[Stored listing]
= = =

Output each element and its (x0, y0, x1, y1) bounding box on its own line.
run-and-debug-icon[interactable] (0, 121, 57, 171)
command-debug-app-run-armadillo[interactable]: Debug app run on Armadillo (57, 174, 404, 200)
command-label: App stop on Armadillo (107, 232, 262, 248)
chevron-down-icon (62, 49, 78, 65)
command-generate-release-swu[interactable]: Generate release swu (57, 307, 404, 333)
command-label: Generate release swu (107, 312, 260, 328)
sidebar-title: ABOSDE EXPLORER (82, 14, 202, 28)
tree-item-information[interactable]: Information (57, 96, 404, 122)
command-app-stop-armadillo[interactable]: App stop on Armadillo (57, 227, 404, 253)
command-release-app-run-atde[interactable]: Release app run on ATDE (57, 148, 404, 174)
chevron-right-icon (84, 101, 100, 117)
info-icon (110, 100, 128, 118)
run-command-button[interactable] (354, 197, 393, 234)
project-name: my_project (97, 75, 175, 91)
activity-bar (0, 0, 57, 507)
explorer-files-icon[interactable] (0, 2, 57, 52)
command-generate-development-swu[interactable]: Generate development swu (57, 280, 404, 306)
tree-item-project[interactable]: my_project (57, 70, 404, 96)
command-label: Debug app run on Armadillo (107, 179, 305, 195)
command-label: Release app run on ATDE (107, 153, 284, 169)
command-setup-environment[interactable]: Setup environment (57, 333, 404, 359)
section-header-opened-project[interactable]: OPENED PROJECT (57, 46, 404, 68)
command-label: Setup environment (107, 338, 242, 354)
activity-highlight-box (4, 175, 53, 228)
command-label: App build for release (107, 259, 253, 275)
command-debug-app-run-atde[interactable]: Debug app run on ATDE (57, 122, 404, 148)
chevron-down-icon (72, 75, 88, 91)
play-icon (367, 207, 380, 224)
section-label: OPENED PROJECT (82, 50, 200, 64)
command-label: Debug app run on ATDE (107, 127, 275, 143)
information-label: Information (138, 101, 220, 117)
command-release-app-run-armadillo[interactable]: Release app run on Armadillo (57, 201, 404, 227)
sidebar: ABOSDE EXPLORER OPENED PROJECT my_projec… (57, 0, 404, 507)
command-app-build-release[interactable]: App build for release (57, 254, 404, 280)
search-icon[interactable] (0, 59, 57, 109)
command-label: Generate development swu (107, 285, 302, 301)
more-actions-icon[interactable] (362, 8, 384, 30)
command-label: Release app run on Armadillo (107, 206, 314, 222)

= = =

Objective: Reproduce the listing above word for word, every line in its original order.

Response for this exercise:
Output each element and its (x0, y0, x1, y1) bounding box on its own line.
run-and-debug-icon[interactable] (0, 121, 57, 171)
command-debug-app-run-armadillo[interactable]: Debug app run on Armadillo (57, 174, 404, 200)
command-label: App stop on Armadillo (107, 232, 262, 248)
chevron-down-icon (62, 49, 78, 65)
command-generate-release-swu[interactable]: Generate release swu (57, 307, 404, 333)
command-label: Generate release swu (107, 312, 260, 328)
sidebar-title: ABOSDE EXPLORER (82, 14, 202, 28)
tree-item-information[interactable]: Information (57, 96, 404, 122)
command-app-stop-armadillo[interactable]: App stop on Armadillo (57, 227, 404, 253)
command-release-app-run-atde[interactable]: Release app run on ATDE (57, 148, 404, 174)
chevron-right-icon (84, 101, 100, 117)
info-icon (110, 100, 128, 118)
run-command-button[interactable] (354, 197, 393, 234)
project-name: my_project (97, 75, 175, 91)
activity-bar (0, 0, 57, 507)
explorer-files-icon[interactable] (0, 2, 57, 52)
command-generate-development-swu[interactable]: Generate development swu (57, 280, 404, 306)
tree-item-project[interactable]: my_project (57, 70, 404, 96)
command-label: Debug app run on Armadillo (107, 179, 305, 195)
command-label: Release app run on ATDE (107, 153, 284, 169)
command-setup-environment[interactable]: Setup environment (57, 333, 404, 359)
section-header-opened-project[interactable]: OPENED PROJECT (57, 46, 404, 68)
command-label: Setup environment (107, 338, 242, 354)
activity-highlight-box (4, 175, 53, 228)
command-label: App build for release (107, 259, 253, 275)
command-debug-app-run-atde[interactable]: Debug app run on ATDE (57, 122, 404, 148)
chevron-down-icon (72, 75, 88, 91)
play-icon (367, 207, 380, 224)
section-label: OPENED PROJECT (82, 50, 200, 64)
command-label: Debug app run on ATDE (107, 127, 275, 143)
information-label: Information (138, 101, 220, 117)
command-release-app-run-armadillo[interactable]: Release app run on Armadillo (57, 201, 404, 227)
sidebar: ABOSDE EXPLORER OPENED PROJECT my_projec… (57, 0, 404, 507)
command-app-build-release[interactable]: App build for release (57, 254, 404, 280)
search-icon[interactable] (0, 59, 57, 109)
command-label: Generate development swu (107, 285, 302, 301)
more-actions-icon[interactable] (362, 8, 384, 30)
command-label: Release app run on Armadillo (107, 206, 314, 222)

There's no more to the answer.